The answer is one number: how many lines hold the string "Facial".

— Start Material provided —

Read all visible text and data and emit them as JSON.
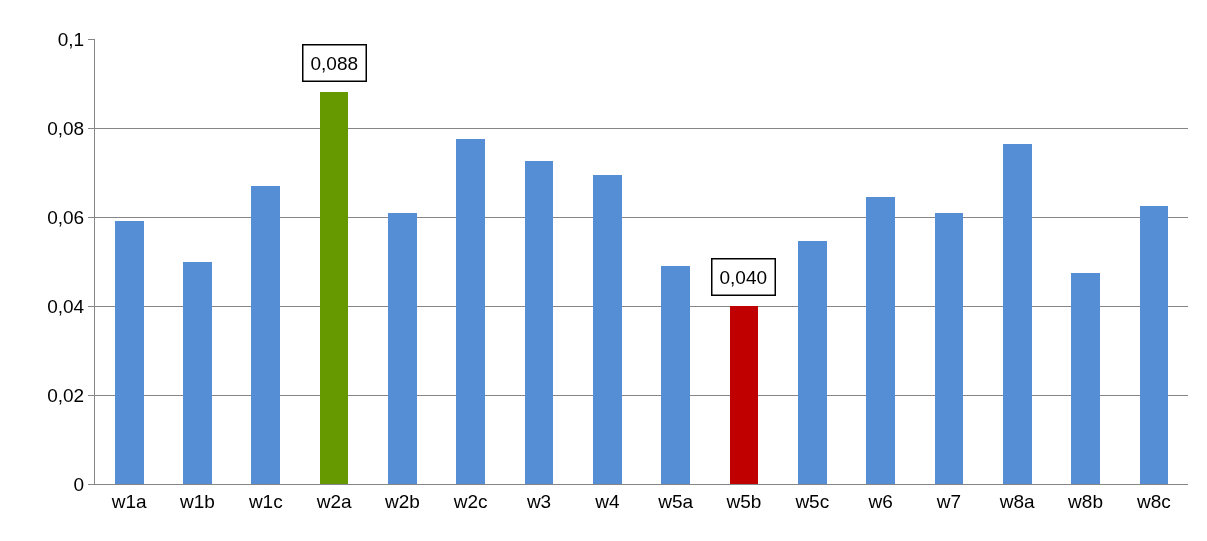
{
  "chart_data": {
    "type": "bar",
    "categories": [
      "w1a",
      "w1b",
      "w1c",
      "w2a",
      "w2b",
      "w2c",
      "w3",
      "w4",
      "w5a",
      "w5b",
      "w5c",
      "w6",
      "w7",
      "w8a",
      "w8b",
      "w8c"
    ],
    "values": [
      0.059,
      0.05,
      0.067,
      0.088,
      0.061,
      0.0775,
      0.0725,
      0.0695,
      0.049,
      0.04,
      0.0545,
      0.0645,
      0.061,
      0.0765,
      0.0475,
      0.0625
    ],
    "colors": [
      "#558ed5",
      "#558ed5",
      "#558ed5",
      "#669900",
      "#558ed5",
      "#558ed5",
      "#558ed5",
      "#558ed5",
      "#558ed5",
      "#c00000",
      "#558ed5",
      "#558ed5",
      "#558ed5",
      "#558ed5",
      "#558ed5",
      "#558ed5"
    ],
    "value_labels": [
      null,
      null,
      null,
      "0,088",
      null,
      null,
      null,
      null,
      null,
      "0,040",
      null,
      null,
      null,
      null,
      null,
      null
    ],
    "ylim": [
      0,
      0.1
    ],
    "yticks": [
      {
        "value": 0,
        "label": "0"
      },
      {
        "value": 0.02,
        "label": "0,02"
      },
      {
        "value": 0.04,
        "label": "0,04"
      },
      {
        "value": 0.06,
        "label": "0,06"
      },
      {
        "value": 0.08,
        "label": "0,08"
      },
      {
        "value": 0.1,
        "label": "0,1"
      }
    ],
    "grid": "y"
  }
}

— End Material provided —
— Start Material provided —

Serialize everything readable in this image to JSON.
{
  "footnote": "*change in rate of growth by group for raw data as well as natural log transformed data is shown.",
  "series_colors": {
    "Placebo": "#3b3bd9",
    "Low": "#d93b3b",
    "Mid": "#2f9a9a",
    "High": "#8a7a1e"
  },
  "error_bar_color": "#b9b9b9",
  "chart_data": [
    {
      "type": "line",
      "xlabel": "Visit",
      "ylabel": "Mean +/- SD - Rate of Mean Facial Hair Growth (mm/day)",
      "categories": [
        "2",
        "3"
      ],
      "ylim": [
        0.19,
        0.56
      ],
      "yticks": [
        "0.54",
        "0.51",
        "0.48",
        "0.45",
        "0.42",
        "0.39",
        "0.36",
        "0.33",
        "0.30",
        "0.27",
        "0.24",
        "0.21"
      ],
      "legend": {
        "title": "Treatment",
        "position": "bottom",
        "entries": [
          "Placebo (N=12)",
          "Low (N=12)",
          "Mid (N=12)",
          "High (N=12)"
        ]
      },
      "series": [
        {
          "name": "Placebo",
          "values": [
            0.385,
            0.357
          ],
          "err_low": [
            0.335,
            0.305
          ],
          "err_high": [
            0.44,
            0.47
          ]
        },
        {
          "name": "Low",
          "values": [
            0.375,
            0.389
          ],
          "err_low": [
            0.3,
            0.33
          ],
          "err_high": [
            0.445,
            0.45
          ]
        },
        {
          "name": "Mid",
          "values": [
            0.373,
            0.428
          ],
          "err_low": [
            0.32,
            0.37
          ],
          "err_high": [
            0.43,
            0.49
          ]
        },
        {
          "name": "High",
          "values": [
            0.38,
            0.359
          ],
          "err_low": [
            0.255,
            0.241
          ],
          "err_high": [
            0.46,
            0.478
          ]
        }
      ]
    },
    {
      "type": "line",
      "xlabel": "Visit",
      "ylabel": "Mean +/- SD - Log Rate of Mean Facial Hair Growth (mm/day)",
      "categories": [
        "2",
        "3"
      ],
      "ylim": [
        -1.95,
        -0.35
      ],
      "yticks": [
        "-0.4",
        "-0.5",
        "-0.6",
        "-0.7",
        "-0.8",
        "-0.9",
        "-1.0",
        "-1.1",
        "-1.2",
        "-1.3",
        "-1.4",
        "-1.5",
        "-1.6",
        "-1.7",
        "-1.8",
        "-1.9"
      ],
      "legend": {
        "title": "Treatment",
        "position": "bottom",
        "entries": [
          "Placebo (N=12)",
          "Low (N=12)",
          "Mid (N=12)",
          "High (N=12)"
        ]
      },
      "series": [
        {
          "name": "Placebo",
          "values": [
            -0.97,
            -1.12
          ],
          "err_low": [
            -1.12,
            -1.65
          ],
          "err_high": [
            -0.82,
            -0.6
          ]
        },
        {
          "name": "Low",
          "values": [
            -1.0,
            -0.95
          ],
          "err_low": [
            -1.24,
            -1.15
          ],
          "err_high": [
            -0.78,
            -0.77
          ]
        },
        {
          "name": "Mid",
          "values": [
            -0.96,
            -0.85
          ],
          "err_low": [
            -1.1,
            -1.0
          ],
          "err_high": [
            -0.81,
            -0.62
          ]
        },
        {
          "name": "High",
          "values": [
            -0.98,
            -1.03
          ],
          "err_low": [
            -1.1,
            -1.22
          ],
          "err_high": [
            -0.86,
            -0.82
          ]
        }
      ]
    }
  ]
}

— End Material provided —
— Start Material provided —

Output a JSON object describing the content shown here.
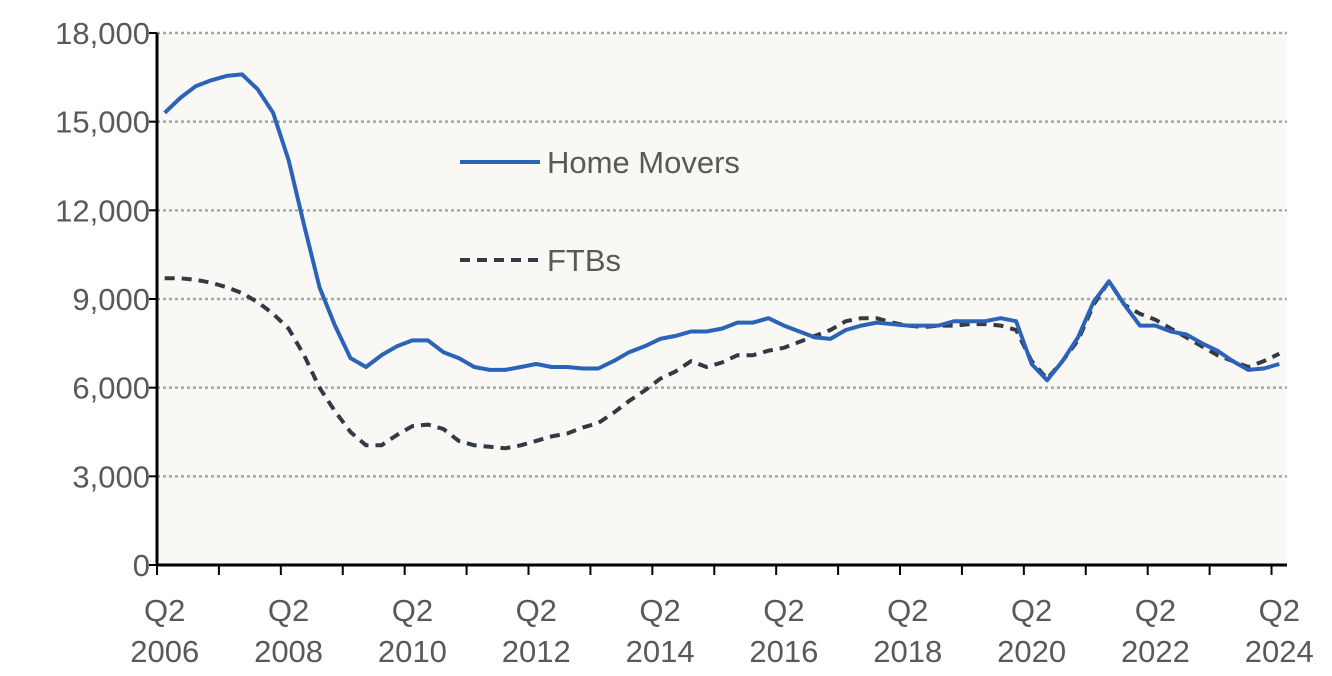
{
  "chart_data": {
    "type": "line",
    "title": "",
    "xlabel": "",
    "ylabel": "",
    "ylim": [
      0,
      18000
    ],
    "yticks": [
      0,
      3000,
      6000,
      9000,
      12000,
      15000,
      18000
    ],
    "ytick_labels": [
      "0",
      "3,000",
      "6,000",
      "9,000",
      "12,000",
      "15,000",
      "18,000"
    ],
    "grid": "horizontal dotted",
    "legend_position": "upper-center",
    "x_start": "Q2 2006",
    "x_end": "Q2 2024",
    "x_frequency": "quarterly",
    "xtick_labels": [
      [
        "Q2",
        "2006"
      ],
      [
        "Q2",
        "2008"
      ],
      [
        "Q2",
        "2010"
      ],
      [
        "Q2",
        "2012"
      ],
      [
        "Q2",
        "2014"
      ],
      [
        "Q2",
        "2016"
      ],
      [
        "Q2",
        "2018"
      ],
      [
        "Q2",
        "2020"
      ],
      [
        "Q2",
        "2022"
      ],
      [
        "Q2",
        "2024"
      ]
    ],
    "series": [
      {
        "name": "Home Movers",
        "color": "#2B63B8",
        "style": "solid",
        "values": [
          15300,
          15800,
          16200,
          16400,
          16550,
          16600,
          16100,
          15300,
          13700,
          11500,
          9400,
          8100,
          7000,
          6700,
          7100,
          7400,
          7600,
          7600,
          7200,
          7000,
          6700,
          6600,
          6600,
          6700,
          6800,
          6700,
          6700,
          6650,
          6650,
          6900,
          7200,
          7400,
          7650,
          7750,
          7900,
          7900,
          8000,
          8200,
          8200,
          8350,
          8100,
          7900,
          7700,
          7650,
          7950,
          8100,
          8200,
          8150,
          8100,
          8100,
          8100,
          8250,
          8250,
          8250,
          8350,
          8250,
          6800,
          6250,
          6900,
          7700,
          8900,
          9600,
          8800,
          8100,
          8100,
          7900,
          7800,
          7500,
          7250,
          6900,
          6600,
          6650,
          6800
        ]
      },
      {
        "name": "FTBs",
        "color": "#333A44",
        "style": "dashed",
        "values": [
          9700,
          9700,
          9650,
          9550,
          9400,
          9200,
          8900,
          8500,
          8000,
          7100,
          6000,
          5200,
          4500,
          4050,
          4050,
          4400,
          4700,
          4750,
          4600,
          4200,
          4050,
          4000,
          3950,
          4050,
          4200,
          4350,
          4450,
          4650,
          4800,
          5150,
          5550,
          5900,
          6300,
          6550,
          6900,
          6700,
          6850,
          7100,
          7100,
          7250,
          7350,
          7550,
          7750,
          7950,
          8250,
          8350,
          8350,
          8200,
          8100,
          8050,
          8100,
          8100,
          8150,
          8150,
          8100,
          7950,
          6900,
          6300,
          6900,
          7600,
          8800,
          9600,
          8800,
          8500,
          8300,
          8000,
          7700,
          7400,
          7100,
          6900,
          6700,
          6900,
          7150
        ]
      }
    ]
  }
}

— End Material provided —

■ **Task result**:
2